**RECORDS SUPPLIED**
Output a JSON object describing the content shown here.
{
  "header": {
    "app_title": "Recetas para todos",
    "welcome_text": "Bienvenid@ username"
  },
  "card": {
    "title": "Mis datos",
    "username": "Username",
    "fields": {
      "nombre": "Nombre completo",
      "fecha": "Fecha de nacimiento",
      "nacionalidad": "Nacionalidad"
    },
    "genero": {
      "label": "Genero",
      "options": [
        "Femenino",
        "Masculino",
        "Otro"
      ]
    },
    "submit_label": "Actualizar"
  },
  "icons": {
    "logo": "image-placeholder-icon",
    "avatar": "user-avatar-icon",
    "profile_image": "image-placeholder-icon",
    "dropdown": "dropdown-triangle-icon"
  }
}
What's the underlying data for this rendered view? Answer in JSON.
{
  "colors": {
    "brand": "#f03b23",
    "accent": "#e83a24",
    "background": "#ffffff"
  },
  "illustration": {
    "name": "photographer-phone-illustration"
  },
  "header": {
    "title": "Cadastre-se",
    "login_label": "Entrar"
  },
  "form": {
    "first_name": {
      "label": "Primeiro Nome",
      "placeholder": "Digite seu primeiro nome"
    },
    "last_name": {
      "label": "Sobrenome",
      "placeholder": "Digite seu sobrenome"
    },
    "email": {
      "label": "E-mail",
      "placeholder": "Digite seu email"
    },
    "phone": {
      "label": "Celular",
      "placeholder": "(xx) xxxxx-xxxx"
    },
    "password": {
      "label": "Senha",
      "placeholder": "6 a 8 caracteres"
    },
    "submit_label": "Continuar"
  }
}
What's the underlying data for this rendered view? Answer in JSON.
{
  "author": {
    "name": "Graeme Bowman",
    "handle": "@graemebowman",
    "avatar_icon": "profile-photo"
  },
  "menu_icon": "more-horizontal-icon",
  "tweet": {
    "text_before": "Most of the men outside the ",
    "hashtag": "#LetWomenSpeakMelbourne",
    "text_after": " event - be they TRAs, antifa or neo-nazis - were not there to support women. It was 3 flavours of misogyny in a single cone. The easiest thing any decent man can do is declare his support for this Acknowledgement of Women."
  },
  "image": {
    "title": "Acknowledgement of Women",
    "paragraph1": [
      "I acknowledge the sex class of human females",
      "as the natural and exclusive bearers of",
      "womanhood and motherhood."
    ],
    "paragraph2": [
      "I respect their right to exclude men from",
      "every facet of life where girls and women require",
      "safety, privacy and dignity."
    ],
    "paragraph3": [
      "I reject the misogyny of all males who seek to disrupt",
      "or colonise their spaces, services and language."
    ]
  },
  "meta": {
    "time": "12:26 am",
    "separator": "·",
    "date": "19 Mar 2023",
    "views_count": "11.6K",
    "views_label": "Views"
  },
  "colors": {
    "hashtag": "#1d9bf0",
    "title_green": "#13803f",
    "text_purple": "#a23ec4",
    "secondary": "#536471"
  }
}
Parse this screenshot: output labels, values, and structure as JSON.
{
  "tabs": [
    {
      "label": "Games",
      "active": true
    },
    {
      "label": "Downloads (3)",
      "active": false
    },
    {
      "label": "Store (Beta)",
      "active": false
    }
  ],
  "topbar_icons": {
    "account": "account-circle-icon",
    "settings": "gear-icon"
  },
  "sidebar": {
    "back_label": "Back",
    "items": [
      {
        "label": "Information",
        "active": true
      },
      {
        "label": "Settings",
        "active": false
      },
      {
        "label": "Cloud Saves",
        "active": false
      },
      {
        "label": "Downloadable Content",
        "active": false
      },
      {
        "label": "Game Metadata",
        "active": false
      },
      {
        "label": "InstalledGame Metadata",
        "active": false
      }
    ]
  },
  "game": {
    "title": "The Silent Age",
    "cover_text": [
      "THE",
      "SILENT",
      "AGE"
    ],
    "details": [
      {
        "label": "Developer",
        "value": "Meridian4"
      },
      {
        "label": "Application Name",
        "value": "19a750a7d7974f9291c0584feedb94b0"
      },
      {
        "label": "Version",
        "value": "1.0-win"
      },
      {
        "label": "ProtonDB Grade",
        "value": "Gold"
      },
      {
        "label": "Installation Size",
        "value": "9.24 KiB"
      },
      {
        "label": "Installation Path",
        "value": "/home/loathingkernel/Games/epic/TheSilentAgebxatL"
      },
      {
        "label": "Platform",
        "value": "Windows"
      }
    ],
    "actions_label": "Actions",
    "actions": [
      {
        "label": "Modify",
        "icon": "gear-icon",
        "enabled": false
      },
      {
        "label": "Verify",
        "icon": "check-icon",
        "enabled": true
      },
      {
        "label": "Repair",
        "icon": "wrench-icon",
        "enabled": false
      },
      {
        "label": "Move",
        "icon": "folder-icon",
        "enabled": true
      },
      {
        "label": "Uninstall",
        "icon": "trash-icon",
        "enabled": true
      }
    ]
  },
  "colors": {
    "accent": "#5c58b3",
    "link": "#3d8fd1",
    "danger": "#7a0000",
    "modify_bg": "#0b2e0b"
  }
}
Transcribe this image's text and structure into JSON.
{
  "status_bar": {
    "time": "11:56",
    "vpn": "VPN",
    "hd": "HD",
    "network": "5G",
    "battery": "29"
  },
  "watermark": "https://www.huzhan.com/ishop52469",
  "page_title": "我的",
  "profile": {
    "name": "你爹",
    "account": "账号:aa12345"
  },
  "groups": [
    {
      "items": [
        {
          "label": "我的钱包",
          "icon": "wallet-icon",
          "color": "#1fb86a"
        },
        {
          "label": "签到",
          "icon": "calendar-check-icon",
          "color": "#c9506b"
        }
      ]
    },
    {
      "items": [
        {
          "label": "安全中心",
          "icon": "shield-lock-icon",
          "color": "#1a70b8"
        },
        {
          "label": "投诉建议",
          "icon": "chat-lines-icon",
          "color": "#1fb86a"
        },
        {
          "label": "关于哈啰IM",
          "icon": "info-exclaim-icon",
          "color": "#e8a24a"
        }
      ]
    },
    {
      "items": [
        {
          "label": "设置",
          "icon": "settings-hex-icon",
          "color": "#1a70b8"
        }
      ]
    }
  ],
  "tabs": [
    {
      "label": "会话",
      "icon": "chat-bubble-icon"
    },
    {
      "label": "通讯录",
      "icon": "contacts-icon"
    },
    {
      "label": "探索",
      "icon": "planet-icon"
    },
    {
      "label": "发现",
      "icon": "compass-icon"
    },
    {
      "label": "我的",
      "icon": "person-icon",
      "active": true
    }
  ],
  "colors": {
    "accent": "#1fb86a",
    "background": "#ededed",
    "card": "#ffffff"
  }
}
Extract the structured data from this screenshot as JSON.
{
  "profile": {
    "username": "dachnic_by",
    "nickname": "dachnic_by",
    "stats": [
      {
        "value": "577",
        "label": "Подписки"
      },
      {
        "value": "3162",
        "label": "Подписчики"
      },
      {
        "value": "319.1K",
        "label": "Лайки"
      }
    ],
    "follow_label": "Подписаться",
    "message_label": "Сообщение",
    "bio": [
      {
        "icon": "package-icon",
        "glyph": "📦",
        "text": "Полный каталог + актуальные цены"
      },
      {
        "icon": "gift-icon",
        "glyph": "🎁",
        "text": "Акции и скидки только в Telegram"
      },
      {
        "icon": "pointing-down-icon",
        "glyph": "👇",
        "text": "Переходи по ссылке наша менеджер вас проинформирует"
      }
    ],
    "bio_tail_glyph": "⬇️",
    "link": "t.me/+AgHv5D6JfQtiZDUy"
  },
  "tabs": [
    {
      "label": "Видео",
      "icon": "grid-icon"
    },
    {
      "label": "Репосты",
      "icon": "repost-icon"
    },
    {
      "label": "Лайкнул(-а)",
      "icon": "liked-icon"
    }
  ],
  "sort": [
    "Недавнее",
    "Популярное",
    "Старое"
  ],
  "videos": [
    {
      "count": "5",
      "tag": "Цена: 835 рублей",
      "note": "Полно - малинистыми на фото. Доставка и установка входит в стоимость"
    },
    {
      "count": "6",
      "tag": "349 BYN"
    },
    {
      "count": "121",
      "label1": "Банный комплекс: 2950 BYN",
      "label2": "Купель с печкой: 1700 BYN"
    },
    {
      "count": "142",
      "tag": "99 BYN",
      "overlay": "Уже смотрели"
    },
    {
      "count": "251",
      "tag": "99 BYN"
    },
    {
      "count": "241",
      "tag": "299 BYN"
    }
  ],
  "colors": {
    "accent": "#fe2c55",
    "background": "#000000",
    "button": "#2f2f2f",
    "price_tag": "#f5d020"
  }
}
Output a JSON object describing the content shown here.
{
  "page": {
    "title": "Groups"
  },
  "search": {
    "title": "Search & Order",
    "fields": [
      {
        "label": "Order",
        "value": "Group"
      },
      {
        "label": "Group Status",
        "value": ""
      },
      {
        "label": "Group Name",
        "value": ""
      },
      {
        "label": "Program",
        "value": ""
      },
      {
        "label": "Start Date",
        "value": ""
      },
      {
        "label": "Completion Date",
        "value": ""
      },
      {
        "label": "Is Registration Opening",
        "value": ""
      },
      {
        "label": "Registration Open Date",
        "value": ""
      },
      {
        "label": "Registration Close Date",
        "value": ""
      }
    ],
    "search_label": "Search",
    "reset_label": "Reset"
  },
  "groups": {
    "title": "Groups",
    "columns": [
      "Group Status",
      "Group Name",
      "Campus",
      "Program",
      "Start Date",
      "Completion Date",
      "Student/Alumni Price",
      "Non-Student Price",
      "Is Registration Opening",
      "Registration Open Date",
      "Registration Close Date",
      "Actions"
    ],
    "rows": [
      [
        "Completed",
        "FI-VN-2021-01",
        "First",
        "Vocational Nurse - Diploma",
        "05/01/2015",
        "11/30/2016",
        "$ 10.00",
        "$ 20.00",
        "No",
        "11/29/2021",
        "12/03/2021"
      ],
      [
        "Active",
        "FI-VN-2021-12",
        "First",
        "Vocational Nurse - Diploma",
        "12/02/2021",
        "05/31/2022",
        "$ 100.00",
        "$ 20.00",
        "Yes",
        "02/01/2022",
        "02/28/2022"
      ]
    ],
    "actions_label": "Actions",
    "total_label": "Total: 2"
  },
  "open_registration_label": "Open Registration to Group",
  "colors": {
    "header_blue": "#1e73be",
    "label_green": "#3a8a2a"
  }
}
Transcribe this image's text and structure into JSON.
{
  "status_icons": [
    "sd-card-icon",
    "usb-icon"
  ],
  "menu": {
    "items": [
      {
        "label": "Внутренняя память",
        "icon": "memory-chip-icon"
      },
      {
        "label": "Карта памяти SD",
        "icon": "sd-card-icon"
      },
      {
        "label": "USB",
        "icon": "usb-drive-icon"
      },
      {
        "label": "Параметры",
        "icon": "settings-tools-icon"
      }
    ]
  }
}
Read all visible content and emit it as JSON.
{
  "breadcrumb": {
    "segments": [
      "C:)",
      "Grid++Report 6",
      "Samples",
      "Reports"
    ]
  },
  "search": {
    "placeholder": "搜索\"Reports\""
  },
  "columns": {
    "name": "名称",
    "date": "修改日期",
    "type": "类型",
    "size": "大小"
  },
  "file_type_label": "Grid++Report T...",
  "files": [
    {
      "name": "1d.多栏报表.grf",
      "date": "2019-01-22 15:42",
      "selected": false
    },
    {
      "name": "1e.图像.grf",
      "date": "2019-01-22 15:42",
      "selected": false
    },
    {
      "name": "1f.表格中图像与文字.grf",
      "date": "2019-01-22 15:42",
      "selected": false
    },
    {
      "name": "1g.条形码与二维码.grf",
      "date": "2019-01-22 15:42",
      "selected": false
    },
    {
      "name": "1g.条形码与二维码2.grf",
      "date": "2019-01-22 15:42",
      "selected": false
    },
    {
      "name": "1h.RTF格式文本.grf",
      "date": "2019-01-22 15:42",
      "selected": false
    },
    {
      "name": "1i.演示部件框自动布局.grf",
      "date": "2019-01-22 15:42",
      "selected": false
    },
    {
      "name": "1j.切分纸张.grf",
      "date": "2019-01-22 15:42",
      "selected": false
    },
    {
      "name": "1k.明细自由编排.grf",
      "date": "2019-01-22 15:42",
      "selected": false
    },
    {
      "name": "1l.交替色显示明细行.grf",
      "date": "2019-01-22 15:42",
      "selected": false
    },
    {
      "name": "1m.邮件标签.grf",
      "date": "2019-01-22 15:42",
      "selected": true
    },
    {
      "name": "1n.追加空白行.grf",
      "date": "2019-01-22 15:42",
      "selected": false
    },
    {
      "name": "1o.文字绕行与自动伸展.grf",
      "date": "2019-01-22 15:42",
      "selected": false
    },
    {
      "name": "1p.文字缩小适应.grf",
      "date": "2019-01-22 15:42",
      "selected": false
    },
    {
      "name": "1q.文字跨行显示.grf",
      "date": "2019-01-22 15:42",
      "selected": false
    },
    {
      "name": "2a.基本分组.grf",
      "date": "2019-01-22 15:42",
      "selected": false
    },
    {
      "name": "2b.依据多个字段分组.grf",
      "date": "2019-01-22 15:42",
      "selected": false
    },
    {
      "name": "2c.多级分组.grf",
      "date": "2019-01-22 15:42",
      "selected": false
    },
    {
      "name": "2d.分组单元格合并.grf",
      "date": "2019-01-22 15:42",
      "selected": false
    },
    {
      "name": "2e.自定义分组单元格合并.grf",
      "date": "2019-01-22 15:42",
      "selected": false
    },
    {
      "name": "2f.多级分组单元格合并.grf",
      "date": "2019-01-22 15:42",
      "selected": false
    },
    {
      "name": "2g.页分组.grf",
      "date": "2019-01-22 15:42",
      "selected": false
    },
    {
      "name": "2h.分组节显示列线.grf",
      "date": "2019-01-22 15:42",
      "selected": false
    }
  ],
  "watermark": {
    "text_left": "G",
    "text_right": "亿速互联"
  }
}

**WRITTEN REQUEST**
Your answer should be a single number: how many lines in the data above include "Acknowledgement"?

**TASK OUTPUT**
2